▶ **What the task requires**: All entries are to be given again verbatim.

▶ **Record excerpts**:
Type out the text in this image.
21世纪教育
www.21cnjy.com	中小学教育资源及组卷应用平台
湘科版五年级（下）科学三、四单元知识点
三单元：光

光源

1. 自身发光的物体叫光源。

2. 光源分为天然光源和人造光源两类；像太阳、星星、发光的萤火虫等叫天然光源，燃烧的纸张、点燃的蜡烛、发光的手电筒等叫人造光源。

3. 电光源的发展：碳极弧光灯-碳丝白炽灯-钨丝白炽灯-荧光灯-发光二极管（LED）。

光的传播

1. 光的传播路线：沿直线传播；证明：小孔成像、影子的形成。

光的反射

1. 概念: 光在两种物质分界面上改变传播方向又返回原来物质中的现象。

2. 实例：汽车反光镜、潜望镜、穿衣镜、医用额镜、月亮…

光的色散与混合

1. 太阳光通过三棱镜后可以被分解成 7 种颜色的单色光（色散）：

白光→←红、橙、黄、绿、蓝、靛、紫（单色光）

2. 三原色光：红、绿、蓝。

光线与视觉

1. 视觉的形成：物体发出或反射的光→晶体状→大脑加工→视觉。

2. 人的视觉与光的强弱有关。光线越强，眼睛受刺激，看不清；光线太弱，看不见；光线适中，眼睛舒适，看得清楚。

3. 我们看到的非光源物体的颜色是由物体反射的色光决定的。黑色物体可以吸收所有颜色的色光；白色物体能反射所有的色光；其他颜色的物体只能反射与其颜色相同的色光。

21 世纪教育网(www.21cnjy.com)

▶ **In response**:
Type out the text in this image.
21世纪教育
www.21cnjy.com	中小学教育资源及组卷应用平台
湘科版五年级（下）科学三、四单元知识点
三单元：光

光源

1. 自身发光的物体叫光源。

2. 光源分为天然光源和人造光源两类；像太阳、星星、发光的萤火虫等叫天然光源，燃烧的纸张、点燃的蜡烛、发光的手电筒等叫人造光源。

3. 电光源的发展：碳极弧光灯-碳丝白炽灯-钨丝白炽灯-荧光灯-发光二极管（LED）。

光的传播

1. 光的传播路线：沿直线传播；证明：小孔成像、影子的形成。

光的反射

1. 概念: 光在两种物质分界面上改变传播方向又返回原来物质中的现象。

2. 实例：汽车反光镜、潜望镜、穿衣镜、医用额镜、月亮…

光的色散与混合

1. 太阳光通过三棱镜后可以被分解成 7 种颜色的单色光（色散）：

白光→←红、橙、黄、绿、蓝、靛、紫（单色光）

2. 三原色光：红、绿、蓝。

光线与视觉

1. 视觉的形成：物体发出或反射的光→晶体状→大脑加工→视觉。

2. 人的视觉与光的强弱有关。光线越强，眼睛受刺激，看不清；光线太弱，看不见；光线适中，眼睛舒适，看得清楚。

3. 我们看到的非光源物体的颜色是由物体反射的色光决定的。黑色物体可以吸收所有颜色的色光；白色物体能反射所有的色光；其他颜色的物体只能反射与其颜色相同的色光。

21 世纪教育网(www.21cnjy.com)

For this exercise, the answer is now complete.